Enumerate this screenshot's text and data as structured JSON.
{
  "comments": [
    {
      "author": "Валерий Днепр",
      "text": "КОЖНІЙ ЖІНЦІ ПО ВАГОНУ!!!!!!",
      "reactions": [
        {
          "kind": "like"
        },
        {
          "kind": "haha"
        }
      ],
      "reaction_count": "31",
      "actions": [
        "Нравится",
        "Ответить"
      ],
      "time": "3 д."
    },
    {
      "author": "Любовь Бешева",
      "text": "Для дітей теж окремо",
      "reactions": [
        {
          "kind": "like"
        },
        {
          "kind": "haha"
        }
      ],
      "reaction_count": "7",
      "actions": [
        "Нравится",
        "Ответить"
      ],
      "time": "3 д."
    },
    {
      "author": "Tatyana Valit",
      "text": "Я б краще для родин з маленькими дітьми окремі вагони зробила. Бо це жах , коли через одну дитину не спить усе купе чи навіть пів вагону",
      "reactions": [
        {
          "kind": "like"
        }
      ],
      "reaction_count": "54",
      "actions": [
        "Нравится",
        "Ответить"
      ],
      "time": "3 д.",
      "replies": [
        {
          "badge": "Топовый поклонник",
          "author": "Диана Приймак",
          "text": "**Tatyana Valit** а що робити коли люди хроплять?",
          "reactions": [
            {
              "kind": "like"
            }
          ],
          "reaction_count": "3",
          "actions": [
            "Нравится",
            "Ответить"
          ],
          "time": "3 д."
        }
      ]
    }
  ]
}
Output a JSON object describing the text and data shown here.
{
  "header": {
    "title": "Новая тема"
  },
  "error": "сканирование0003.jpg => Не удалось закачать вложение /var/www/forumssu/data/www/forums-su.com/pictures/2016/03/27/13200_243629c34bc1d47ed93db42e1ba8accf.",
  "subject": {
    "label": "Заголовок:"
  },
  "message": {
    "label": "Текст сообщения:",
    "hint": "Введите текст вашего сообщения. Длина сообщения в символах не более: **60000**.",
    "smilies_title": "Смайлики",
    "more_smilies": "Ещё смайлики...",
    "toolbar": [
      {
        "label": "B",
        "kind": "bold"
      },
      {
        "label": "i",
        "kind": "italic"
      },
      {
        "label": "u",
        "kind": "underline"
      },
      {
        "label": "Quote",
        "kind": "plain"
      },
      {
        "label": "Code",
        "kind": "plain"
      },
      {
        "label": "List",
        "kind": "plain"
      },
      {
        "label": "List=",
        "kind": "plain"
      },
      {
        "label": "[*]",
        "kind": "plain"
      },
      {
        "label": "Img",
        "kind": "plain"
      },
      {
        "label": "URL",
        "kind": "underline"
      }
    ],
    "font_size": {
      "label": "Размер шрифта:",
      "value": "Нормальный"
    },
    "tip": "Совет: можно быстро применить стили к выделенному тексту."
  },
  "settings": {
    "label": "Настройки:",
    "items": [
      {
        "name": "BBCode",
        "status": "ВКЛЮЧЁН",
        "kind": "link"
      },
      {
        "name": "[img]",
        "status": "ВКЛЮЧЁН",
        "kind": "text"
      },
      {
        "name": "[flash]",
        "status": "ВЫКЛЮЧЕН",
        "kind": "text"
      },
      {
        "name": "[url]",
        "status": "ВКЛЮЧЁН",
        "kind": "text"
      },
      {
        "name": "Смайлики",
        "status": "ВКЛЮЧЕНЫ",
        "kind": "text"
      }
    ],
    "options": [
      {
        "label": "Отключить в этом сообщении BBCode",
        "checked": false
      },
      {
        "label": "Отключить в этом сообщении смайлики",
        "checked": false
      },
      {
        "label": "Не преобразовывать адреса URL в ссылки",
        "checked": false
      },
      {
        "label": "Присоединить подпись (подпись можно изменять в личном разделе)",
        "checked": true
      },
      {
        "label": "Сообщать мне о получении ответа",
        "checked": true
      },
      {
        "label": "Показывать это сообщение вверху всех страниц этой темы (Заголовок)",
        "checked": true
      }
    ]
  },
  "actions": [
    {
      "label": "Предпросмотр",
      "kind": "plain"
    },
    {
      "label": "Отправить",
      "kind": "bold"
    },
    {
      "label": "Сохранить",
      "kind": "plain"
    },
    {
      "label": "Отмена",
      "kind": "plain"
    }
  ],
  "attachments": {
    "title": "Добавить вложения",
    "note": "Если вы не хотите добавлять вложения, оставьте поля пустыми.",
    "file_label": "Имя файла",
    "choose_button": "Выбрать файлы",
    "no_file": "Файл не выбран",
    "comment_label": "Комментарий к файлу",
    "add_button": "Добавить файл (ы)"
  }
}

....................

Short task –
From the material above, count the lines that include "сообщении" and give only the total.

The completed task –
2